─── DATA SHOWN
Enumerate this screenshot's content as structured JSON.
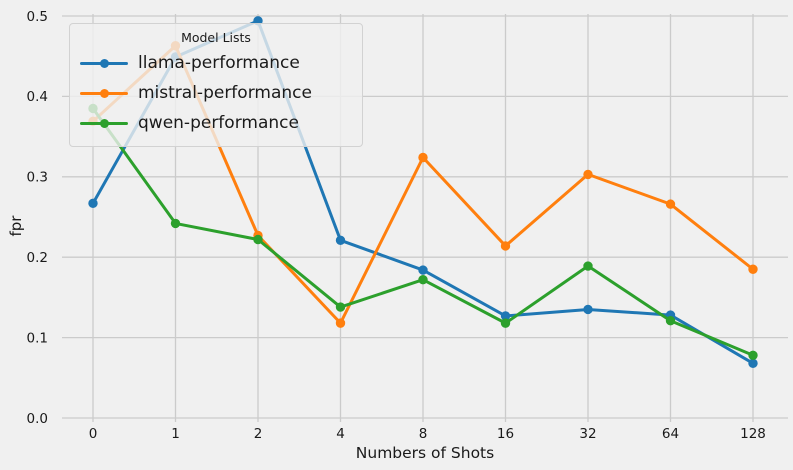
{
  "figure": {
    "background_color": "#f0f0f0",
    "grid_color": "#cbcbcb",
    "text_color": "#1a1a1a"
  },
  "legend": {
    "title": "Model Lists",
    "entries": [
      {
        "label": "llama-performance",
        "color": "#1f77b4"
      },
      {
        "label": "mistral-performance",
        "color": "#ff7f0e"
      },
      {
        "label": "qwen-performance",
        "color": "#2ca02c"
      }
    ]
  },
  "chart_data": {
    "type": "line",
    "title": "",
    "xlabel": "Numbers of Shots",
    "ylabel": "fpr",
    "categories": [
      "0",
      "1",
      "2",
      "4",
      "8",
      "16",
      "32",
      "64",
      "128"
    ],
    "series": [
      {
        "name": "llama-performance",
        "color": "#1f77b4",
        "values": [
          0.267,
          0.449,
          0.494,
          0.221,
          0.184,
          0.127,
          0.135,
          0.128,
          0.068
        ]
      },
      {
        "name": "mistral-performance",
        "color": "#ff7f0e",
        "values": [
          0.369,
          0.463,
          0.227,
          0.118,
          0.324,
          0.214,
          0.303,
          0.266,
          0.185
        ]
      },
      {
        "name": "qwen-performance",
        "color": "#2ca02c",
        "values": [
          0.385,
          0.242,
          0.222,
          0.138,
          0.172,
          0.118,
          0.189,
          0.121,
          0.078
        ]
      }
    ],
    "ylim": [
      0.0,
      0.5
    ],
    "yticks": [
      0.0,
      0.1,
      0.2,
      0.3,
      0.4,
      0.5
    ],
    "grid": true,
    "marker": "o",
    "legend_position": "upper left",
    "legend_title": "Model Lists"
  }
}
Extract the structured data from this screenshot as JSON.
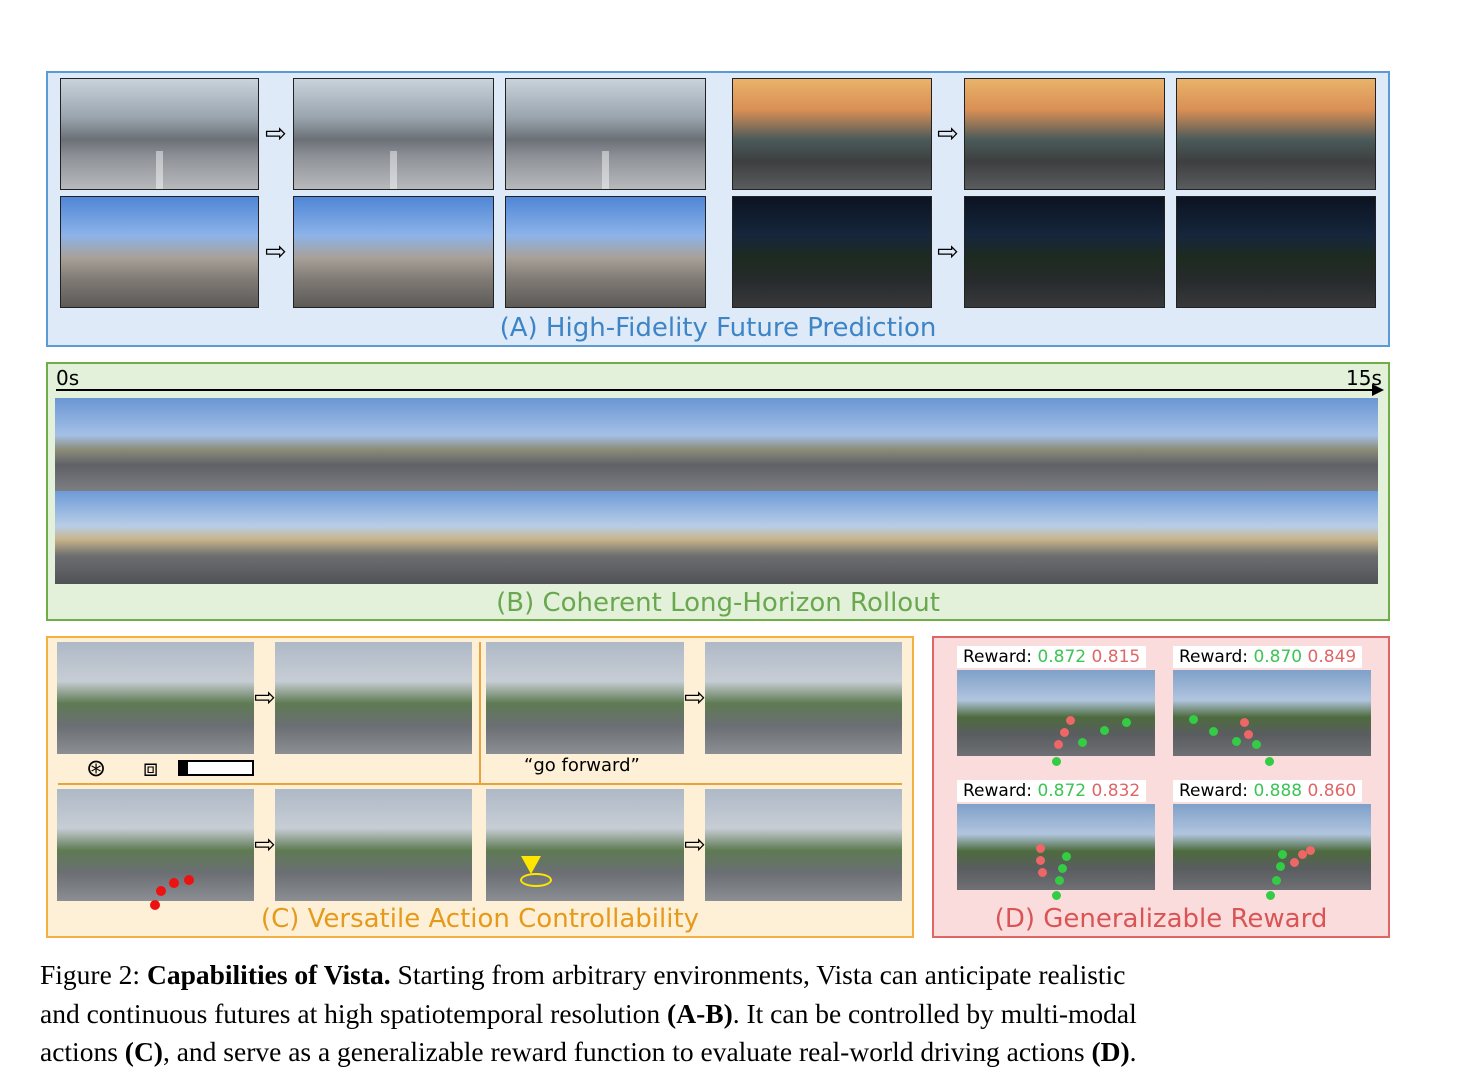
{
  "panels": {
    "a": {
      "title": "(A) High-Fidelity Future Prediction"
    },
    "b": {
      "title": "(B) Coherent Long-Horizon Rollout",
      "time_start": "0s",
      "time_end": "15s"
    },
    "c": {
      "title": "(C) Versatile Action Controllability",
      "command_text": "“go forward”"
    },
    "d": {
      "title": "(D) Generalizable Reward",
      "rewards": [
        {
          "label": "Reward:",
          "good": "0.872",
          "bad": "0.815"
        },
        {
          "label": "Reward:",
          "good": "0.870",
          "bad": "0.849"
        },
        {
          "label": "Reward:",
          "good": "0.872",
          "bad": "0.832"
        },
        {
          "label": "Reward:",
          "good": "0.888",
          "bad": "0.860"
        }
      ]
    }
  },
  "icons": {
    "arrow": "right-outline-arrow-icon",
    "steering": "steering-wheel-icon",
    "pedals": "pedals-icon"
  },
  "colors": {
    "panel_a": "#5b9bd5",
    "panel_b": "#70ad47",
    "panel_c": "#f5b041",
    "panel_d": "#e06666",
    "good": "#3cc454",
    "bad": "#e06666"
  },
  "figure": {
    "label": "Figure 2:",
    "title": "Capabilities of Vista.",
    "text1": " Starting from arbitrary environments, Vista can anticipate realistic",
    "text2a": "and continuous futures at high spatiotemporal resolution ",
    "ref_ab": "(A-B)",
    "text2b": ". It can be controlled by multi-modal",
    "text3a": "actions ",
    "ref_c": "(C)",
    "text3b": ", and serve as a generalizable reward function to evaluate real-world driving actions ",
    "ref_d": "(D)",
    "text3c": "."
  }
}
──────
─── DATA SHOWN
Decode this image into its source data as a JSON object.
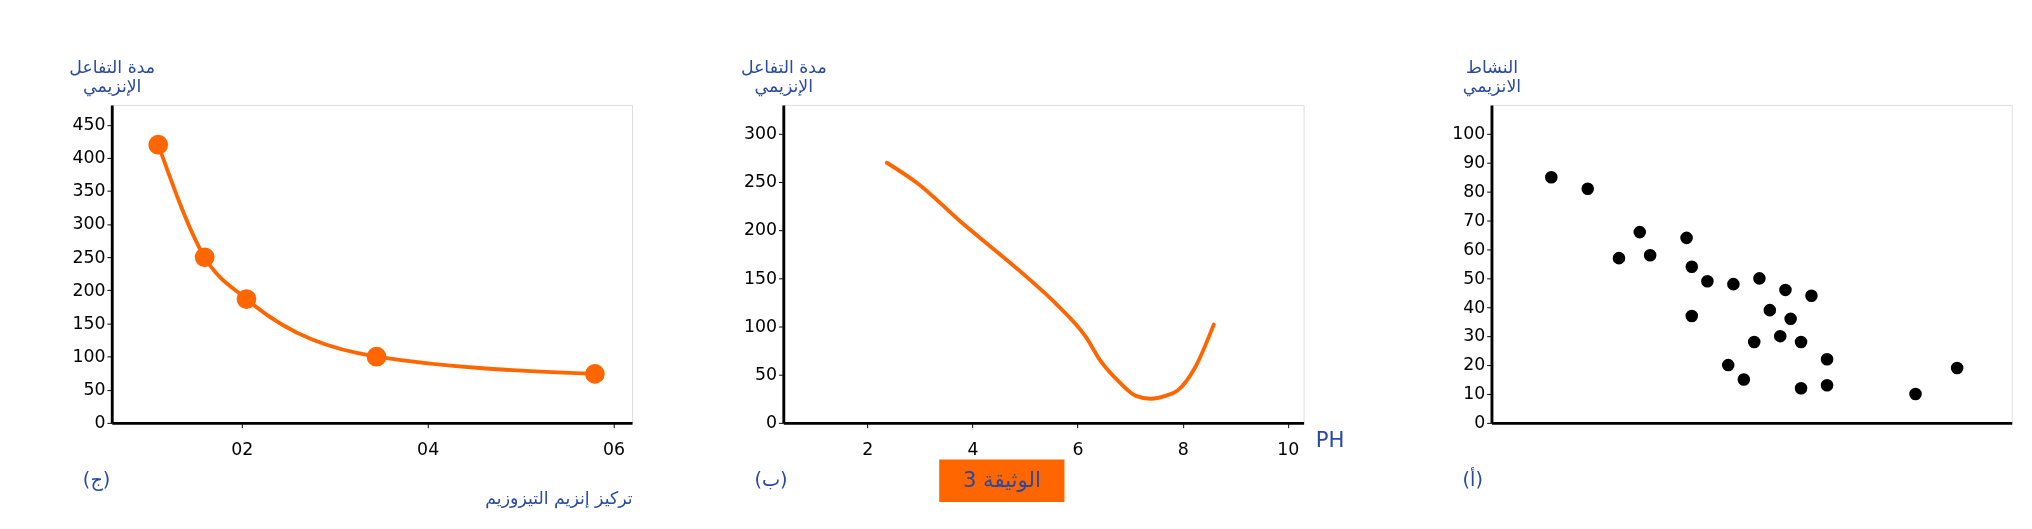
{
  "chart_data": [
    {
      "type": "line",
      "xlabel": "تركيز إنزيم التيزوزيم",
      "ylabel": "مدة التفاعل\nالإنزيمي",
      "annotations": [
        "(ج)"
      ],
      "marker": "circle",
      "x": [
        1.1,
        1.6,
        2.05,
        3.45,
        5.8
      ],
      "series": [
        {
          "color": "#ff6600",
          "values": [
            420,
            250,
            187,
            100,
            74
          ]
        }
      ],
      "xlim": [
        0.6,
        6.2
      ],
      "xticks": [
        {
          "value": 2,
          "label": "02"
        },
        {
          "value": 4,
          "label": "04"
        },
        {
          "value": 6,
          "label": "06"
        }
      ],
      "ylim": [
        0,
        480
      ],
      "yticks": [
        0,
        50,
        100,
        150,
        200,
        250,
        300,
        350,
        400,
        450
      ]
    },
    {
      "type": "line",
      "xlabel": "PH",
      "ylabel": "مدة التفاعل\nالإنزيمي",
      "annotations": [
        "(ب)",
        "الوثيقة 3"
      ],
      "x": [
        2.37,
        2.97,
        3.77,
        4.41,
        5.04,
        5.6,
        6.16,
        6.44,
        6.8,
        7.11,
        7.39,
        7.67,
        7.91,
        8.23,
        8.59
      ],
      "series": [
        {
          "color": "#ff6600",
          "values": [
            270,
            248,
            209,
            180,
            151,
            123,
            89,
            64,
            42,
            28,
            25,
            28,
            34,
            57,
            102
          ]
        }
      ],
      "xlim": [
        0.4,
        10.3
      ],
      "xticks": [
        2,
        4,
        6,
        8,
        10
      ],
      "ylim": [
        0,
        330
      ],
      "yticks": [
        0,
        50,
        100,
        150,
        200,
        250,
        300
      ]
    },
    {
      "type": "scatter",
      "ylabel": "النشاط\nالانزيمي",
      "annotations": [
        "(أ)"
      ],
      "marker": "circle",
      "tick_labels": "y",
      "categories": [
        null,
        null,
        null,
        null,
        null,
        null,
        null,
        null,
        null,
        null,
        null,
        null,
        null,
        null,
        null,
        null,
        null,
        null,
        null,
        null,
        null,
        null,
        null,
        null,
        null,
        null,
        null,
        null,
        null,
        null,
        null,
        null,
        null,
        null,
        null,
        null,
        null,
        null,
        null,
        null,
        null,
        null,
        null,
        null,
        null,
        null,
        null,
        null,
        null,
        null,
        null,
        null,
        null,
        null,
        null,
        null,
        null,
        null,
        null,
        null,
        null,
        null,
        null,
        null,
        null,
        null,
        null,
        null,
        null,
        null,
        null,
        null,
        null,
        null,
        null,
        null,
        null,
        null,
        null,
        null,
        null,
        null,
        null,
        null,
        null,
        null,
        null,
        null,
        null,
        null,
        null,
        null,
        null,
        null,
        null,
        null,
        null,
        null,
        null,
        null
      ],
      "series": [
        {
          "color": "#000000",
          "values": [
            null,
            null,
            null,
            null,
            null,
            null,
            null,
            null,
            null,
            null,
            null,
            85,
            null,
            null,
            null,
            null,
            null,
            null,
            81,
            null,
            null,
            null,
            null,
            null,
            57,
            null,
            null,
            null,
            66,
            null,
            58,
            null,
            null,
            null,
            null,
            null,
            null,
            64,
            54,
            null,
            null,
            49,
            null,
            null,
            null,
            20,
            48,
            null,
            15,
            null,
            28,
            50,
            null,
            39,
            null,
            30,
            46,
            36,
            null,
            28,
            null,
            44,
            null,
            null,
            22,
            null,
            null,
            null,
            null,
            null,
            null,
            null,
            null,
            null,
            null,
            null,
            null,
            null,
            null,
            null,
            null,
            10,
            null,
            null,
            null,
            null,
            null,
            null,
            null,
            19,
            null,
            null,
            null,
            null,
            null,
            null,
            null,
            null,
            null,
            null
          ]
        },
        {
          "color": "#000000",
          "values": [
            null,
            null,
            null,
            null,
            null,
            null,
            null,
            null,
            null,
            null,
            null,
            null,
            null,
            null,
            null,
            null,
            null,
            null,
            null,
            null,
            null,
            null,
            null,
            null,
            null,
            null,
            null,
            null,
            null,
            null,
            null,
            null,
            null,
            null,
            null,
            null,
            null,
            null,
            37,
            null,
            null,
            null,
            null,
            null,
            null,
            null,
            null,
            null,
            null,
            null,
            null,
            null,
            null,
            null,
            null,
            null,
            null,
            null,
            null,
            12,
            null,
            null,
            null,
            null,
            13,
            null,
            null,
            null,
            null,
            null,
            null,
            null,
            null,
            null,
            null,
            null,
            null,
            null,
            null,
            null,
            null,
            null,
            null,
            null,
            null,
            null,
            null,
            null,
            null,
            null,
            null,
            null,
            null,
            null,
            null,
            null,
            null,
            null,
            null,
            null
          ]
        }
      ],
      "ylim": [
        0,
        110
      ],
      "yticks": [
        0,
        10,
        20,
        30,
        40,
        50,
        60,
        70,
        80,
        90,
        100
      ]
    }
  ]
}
──────
─── DATA SHOWN
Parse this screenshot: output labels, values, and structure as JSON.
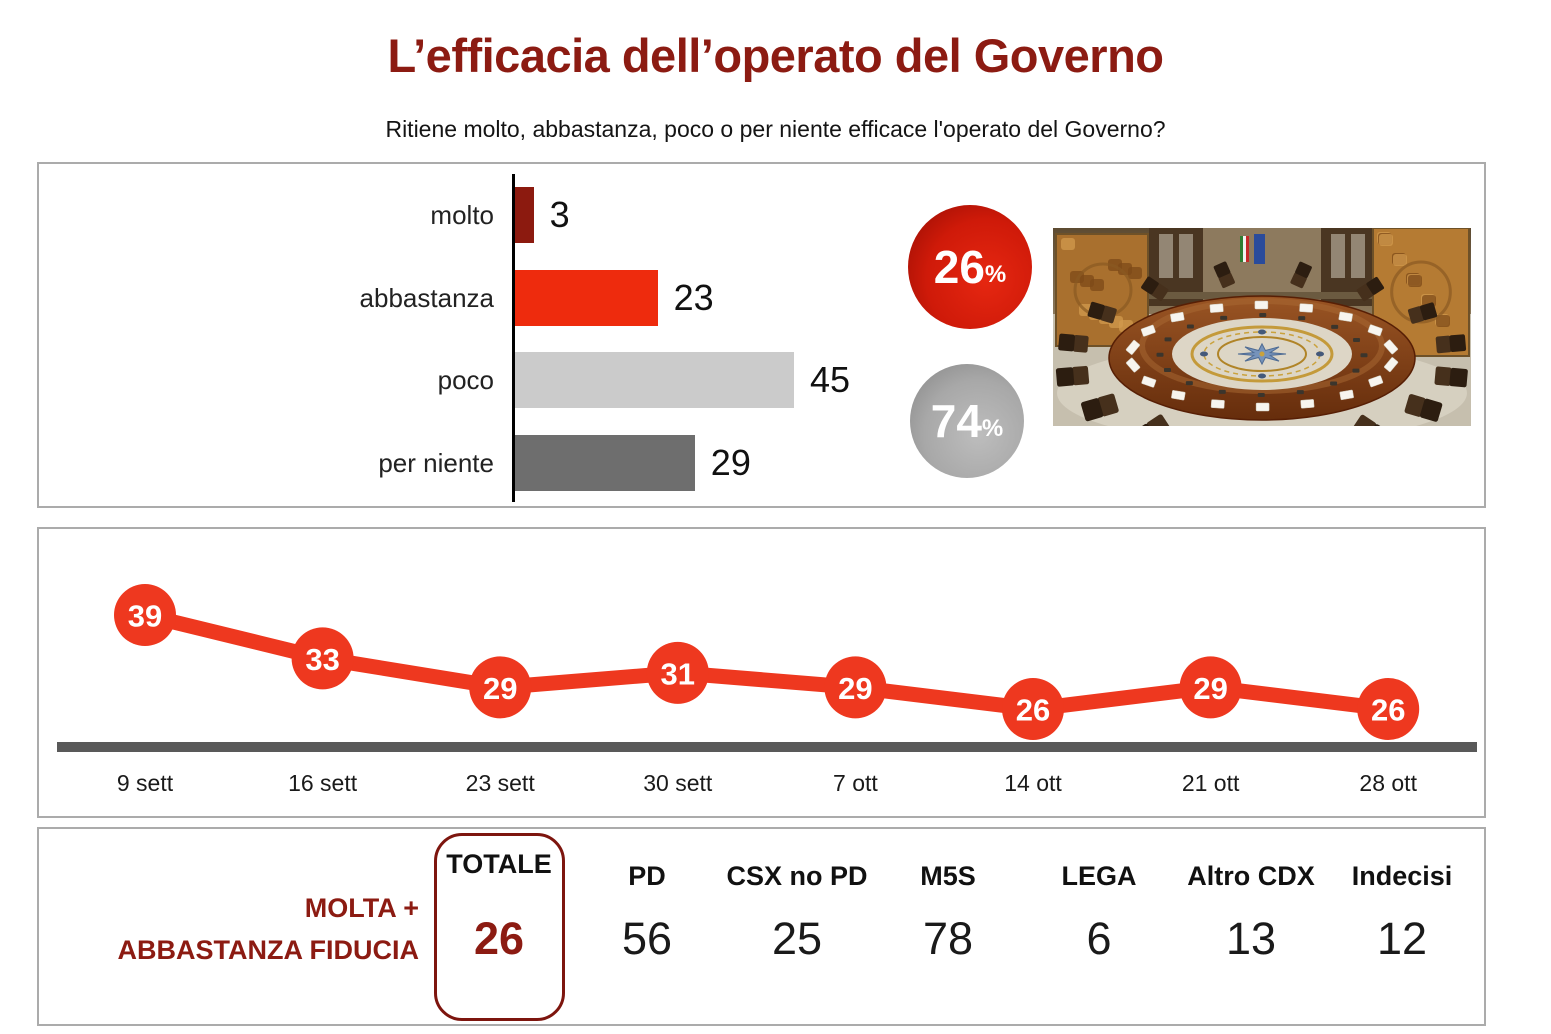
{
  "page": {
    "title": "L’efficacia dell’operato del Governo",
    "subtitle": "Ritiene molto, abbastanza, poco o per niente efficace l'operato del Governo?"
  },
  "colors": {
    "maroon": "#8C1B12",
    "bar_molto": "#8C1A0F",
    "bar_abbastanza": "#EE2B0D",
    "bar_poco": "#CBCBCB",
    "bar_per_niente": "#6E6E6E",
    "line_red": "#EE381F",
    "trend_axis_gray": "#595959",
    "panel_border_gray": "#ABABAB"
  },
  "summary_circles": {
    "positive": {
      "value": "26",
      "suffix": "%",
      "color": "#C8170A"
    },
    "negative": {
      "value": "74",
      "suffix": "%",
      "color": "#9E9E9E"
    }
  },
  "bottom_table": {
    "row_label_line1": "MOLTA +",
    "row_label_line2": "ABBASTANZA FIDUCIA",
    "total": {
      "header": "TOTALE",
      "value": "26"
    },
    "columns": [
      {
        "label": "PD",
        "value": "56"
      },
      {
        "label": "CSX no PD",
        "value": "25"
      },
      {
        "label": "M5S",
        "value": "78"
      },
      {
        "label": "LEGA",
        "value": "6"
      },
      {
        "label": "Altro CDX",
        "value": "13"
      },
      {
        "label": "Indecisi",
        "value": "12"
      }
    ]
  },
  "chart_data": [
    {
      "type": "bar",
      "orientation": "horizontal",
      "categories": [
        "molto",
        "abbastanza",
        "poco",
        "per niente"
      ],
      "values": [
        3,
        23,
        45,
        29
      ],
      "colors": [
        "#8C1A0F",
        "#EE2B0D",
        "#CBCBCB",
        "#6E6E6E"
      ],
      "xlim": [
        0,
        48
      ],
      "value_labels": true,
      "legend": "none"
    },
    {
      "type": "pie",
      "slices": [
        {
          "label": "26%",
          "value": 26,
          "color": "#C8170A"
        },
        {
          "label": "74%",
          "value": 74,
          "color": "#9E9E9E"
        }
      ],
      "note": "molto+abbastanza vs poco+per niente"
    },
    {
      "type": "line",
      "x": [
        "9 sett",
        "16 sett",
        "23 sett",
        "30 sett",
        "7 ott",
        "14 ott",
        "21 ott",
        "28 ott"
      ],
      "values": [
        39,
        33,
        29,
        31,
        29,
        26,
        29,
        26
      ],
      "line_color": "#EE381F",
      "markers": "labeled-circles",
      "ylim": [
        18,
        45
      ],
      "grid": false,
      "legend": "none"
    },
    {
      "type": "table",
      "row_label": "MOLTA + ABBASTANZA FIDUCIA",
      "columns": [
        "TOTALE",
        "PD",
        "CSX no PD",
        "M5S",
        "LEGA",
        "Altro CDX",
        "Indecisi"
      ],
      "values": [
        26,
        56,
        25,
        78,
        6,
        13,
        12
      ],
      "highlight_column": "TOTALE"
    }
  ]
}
──────
▶ **OBJECTIVE**: What is the number of lines in the records that contain "actions"? Give that number only.

▶ **SOLUTION FOR THIS TASK**: 2